Problem details:
From the forum thread on routing small sign letters below, reproduce word for word the stretch from "I have a and" through "but works well.".

══ Selected excerpt

# Router Letters/Signs help



## elks (Sep 16, 2010)

So I am definitely more of a construction based type of guy. But I have a project building a sign system for the high school wrestlers recognition. The letters and signs are smaller... Like 1" tall letters. 

I have a and that is all. I can get letter stensiles if needed. But what system do you use? I am thinking I have to free hand it. the router I have is an older porter cable, but works well.

Also what wood should I use to make nice even cuts? I have practiced some on pine and do not like the way the router jumps in between the grains.

thanks a ton


----------



## ChiknNutz (Apr 22, 2011)

1" tall letters...carved?! Gonna be tough IMHO. Not sure what the requirements are, but being a former sign maker, I would make them out of machine cut adhesive vinyl (i.e. vinyl-cutter).


----------



## Duncancruiser (Dec 6, 2011)

I have been using a miles craft system for making my signs. Very simple to use. It comes with 1-1/2" and 2-1/2" letters. Both verticle and horizontal. 

http://www.leevalley.com/en/wood/page.aspx?p=49305&cat=1,43000. 

Not too sure if you have a lee valley store in your area. I personally have 3 sets of these for making my signs out of cedar.

Sent from my iPhone using Wood Forum


----------



## cabinetman (Jul 5, 2007)

If you want to do letters in wood, you can get router letter templates. Some systems work with a pantograph to make the letters. 










 







.


----------



## Duncancruiser (Dec 6, 2011)

This is what I did with the 2-1/2" letters and numbers. My first major project.

Sent from my iPhone using Wood Forum


----------



## believebraves (Jan 10, 2011)

════
══ Stored rows

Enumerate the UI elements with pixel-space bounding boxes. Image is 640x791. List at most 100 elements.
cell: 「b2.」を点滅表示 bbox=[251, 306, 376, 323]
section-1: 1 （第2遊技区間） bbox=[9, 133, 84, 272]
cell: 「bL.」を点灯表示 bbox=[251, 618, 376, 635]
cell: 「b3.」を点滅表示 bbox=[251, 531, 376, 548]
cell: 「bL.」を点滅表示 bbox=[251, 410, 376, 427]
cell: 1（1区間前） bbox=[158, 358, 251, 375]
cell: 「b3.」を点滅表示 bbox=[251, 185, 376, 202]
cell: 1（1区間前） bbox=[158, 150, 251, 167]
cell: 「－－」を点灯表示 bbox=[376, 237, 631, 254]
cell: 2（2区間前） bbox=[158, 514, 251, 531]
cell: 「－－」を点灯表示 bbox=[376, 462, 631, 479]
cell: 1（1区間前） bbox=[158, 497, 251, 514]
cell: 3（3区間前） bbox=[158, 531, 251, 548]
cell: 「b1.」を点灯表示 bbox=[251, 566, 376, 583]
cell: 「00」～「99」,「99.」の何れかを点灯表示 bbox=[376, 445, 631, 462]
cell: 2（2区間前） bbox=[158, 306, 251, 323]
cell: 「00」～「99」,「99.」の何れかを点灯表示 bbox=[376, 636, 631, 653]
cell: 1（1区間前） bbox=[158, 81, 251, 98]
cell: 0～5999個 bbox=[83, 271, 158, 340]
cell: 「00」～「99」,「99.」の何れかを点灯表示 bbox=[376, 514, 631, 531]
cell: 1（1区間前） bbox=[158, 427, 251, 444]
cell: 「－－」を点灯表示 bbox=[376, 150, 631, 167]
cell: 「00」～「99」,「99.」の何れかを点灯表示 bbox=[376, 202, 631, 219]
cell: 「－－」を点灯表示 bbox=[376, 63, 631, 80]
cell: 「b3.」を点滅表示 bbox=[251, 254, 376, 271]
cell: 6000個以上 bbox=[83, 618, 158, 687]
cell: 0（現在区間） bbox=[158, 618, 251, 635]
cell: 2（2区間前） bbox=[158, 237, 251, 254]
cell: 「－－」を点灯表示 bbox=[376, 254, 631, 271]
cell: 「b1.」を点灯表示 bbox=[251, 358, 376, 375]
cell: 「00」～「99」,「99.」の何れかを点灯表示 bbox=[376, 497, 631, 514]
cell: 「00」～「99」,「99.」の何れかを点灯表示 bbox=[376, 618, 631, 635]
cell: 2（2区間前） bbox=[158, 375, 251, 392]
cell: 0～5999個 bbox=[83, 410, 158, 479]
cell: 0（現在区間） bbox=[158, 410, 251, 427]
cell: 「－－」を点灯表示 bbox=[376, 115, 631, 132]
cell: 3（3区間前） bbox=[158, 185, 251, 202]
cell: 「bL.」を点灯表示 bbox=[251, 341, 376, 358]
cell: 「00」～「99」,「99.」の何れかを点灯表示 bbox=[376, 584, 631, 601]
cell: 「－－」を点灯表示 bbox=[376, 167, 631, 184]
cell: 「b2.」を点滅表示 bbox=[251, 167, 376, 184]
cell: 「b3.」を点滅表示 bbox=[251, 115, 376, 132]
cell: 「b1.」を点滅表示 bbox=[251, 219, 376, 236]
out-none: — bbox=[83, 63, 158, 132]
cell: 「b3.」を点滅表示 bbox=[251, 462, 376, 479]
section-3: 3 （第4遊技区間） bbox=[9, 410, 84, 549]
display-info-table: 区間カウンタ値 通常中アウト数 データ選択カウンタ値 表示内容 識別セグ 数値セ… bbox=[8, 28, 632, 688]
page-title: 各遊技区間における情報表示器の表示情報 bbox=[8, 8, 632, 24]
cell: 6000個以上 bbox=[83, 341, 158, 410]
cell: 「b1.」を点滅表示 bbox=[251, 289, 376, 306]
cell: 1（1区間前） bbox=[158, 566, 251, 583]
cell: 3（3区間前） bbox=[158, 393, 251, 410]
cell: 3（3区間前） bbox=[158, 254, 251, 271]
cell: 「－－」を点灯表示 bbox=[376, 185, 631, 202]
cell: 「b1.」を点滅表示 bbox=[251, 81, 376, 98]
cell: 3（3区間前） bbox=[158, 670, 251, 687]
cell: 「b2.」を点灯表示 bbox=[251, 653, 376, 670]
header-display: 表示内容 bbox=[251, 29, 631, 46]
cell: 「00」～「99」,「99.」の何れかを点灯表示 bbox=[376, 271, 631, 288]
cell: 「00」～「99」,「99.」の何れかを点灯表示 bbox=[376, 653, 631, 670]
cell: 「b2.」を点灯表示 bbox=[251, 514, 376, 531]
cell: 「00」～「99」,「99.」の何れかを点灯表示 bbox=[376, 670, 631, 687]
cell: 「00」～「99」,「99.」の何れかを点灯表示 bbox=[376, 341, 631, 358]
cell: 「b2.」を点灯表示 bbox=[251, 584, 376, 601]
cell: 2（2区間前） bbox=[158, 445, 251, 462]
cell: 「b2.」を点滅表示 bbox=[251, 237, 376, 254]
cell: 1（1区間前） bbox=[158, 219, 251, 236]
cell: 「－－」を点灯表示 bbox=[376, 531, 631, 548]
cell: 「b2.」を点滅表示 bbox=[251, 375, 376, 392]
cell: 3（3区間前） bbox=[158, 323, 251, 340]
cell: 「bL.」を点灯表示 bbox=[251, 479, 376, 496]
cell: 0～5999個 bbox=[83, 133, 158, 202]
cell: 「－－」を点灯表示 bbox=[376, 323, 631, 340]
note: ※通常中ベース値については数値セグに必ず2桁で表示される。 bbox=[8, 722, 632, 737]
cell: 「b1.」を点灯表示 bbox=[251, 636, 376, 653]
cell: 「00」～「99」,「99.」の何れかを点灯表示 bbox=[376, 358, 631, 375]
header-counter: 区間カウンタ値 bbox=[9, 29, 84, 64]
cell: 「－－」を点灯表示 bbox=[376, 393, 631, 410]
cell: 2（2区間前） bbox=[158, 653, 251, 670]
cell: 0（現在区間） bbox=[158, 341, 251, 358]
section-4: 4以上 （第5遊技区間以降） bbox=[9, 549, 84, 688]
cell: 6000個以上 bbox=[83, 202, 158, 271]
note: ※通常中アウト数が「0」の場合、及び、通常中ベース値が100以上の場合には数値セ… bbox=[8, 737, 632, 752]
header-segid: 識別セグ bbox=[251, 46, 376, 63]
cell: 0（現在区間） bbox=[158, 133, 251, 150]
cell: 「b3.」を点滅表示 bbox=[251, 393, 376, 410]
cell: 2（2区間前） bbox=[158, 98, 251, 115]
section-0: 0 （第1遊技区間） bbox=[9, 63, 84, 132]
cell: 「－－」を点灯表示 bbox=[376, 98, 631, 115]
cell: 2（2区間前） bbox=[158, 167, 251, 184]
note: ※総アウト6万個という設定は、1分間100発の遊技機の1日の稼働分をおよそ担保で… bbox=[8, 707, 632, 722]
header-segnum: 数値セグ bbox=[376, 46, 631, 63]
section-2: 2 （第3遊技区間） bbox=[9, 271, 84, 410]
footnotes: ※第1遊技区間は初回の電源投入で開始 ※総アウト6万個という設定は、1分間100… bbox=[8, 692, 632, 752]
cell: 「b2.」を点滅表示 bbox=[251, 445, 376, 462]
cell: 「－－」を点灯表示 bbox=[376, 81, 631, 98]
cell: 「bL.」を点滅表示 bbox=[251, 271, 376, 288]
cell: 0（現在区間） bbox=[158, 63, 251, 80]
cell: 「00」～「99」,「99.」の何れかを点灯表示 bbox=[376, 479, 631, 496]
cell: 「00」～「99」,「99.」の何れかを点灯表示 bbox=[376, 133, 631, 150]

════

The reply:
I have a and that is all. I can get letter stensiles if needed. But what system do you use? I am thinking I have to free hand it. the router I have is an older porter cable, but works well.